## EXERCISE
Rewrite the rows below, changing "bounding box" to "enclosing rectangle" and keeping everything else the same. Omit the pictures from your answer.

## INFORMATION GIVEN
--- begin ---

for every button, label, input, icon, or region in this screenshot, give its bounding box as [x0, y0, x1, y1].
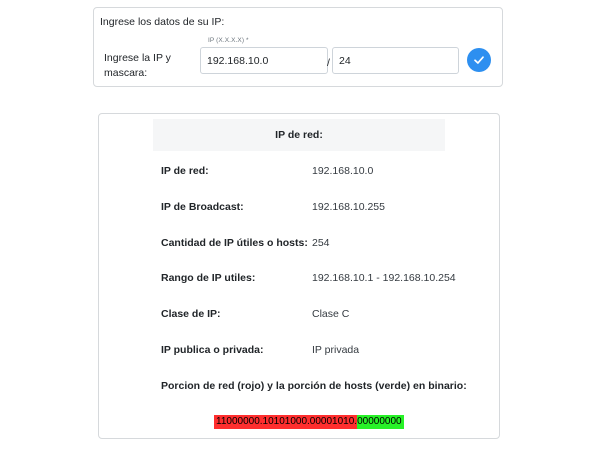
network-result-card: IP de red: IP de red: 192.168.10.0 IP de… — [98, 113, 500, 439]
ip-mask-label: Ingrese la IP y mascara: — [104, 52, 171, 79]
host-count-value: 254 — [312, 237, 330, 249]
page: Ingrese los datos de su IP: Ingrese la I… — [0, 0, 600, 450]
submit-button[interactable] — [467, 48, 491, 72]
ip-input-card: Ingrese los datos de su IP: Ingrese la I… — [93, 7, 503, 87]
ip-floating-label: IP (X.X.X.X) * — [208, 37, 249, 44]
result-title: IP de red: — [153, 119, 445, 151]
usable-range-label: Rango de IP utiles: — [161, 272, 256, 284]
binary-network-portion: 11000000.10101000.00001010. — [214, 415, 358, 429]
usable-range-value: 192.168.10.1 - 192.168.10.254 — [312, 272, 456, 284]
broadcast-ip-label: IP de Broadcast: — [161, 201, 244, 213]
slash-separator: / — [327, 57, 330, 69]
host-count-label: Cantidad de IP útiles o hosts: — [161, 237, 308, 249]
public-private-value: IP privada — [312, 344, 360, 356]
binary-representation: 11000000.10101000.00001010. 00000000 — [214, 415, 404, 429]
network-ip-value: 192.168.10.0 — [312, 165, 374, 177]
subnet-mask-input[interactable] — [332, 47, 459, 74]
network-ip-label: IP de red: — [161, 165, 209, 177]
ip-class-label: Clase de IP: — [161, 308, 221, 320]
ip-class-value: Clase C — [312, 308, 350, 320]
broadcast-ip-value: 192.168.10.255 — [312, 201, 385, 213]
form-heading: Ingrese los datos de su IP: — [100, 16, 225, 28]
public-private-label: IP publica o privada: — [161, 344, 264, 356]
check-icon — [473, 54, 485, 66]
binary-host-portion: 00000000 — [357, 415, 404, 429]
ip-address-input[interactable] — [200, 47, 328, 74]
binary-portion-label: Porcion de red (rojo) y la porción de ho… — [161, 380, 467, 392]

--- end ---

## FINISHED TASK
for every button, label, input, icon, or region in this screenshot, give its enclosing rectangle as [x0, y0, x1, y1].
network-result-card: IP de red: IP de red: 192.168.10.0 IP de… — [98, 113, 500, 439]
ip-mask-label: Ingrese la IP y mascara: — [104, 52, 171, 79]
host-count-value: 254 — [312, 237, 330, 249]
page: Ingrese los datos de su IP: Ingrese la I… — [0, 0, 600, 450]
submit-button[interactable] — [467, 48, 491, 72]
ip-input-card: Ingrese los datos de su IP: Ingrese la I… — [93, 7, 503, 87]
ip-floating-label: IP (X.X.X.X) * — [208, 37, 249, 44]
result-title: IP de red: — [153, 119, 445, 151]
usable-range-label: Rango de IP utiles: — [161, 272, 256, 284]
binary-network-portion: 11000000.10101000.00001010. — [214, 415, 358, 429]
usable-range-value: 192.168.10.1 - 192.168.10.254 — [312, 272, 456, 284]
broadcast-ip-label: IP de Broadcast: — [161, 201, 244, 213]
slash-separator: / — [327, 57, 330, 69]
host-count-label: Cantidad de IP útiles o hosts: — [161, 237, 308, 249]
public-private-value: IP privada — [312, 344, 360, 356]
binary-representation: 11000000.10101000.00001010. 00000000 — [214, 415, 404, 429]
network-ip-value: 192.168.10.0 — [312, 165, 374, 177]
subnet-mask-input[interactable] — [332, 47, 459, 74]
network-ip-label: IP de red: — [161, 165, 209, 177]
ip-class-label: Clase de IP: — [161, 308, 221, 320]
ip-class-value: Clase C — [312, 308, 350, 320]
broadcast-ip-value: 192.168.10.255 — [312, 201, 385, 213]
form-heading: Ingrese los datos de su IP: — [100, 16, 225, 28]
public-private-label: IP publica o privada: — [161, 344, 264, 356]
check-icon — [473, 54, 485, 66]
binary-host-portion: 00000000 — [357, 415, 404, 429]
ip-address-input[interactable] — [200, 47, 328, 74]
binary-portion-label: Porcion de red (rojo) y la porción de ho… — [161, 380, 467, 392]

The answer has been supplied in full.